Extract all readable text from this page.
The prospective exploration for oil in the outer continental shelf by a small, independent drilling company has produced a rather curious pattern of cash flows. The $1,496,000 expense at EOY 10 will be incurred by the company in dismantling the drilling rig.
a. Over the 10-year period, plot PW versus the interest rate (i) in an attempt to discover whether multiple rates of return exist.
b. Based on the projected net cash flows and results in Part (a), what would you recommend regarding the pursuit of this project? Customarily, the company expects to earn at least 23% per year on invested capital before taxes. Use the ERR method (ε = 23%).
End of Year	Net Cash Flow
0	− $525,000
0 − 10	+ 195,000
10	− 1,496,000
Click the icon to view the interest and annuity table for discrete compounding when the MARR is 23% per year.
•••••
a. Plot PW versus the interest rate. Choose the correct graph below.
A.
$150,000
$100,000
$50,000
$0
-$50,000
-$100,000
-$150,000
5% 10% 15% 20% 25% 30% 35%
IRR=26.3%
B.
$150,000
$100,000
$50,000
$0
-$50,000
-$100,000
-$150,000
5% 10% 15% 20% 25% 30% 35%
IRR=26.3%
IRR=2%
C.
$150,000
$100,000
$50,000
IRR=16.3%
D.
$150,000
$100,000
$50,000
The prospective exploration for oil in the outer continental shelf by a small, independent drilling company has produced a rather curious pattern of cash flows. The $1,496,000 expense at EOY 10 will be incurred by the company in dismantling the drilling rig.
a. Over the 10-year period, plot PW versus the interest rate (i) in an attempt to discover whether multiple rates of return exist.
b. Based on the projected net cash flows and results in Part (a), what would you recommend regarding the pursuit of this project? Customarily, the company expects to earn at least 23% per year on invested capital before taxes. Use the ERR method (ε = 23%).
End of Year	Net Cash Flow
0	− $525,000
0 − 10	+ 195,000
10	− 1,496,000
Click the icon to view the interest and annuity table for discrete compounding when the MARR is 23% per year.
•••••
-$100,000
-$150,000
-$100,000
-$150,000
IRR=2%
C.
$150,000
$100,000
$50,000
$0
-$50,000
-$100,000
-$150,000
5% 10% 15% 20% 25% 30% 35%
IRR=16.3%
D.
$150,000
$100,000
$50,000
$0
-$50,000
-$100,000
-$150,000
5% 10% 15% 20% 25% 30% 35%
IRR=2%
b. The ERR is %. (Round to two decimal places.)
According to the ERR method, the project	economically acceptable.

• [EXERCISE BRIEF] Copy out each record exactly as given, omitting none.

• [FINAL RESULT]
Extract all readable text from this page.
The prospective exploration for oil in the outer continental shelf by a small, independent drilling company has produced a rather curious pattern of cash flows. The $1,496,000 expense at EOY 10 will be incurred by the company in dismantling the drilling rig.
a. Over the 10-year period, plot PW versus the interest rate (i) in an attempt to discover whether multiple rates of return exist.
b. Based on the projected net cash flows and results in Part (a), what would you recommend regarding the pursuit of this project? Customarily, the company expects to earn at least 23% per year on invested capital before taxes. Use the ERR method (ε = 23%).
End of Year	Net Cash Flow
0	− $525,000
0 − 10	+ 195,000
10	− 1,496,000
Click the icon to view the interest and annuity table for discrete compounding when the MARR is 23% per year.
•••••
a. Plot PW versus the interest rate. Choose the correct graph below.
A.
$150,000
$100,000
$50,000
$0
-$50,000
-$100,000
-$150,000
5% 10% 15% 20% 25% 30% 35%
IRR=26.3%
B.
$150,000
$100,000
$50,000
$0
-$50,000
-$100,000
-$150,000
5% 10% 15% 20% 25% 30% 35%
IRR=26.3%
IRR=2%
C.
$150,000
$100,000
$50,000
IRR=16.3%
D.
$150,000
$100,000
$50,000
The prospective exploration for oil in the outer continental shelf by a small, independent drilling company has produced a rather curious pattern of cash flows. The $1,496,000 expense at EOY 10 will be incurred by the company in dismantling the drilling rig.
a. Over the 10-year period, plot PW versus the interest rate (i) in an attempt to discover whether multiple rates of return exist.
b. Based on the projected net cash flows and results in Part (a), what would you recommend regarding the pursuit of this project? Customarily, the company expects to earn at least 23% per year on invested capital before taxes. Use the ERR method (ε = 23%).
End of Year	Net Cash Flow
0	− $525,000
0 − 10	+ 195,000
10	− 1,496,000
Click the icon to view the interest and annuity table for discrete compounding when the MARR is 23% per year.
•••••
-$100,000
-$150,000
-$100,000
-$150,000
IRR=2%
C.
$150,000
$100,000
$50,000
$0
-$50,000
-$100,000
-$150,000
5% 10% 15% 20% 25% 30% 35%
IRR=16.3%
D.
$150,000
$100,000
$50,000
$0
-$50,000
-$100,000
-$150,000
5% 10% 15% 20% 25% 30% 35%
IRR=2%
b. The ERR is %. (Round to two decimal places.)
According to the ERR method, the project	economically acceptable.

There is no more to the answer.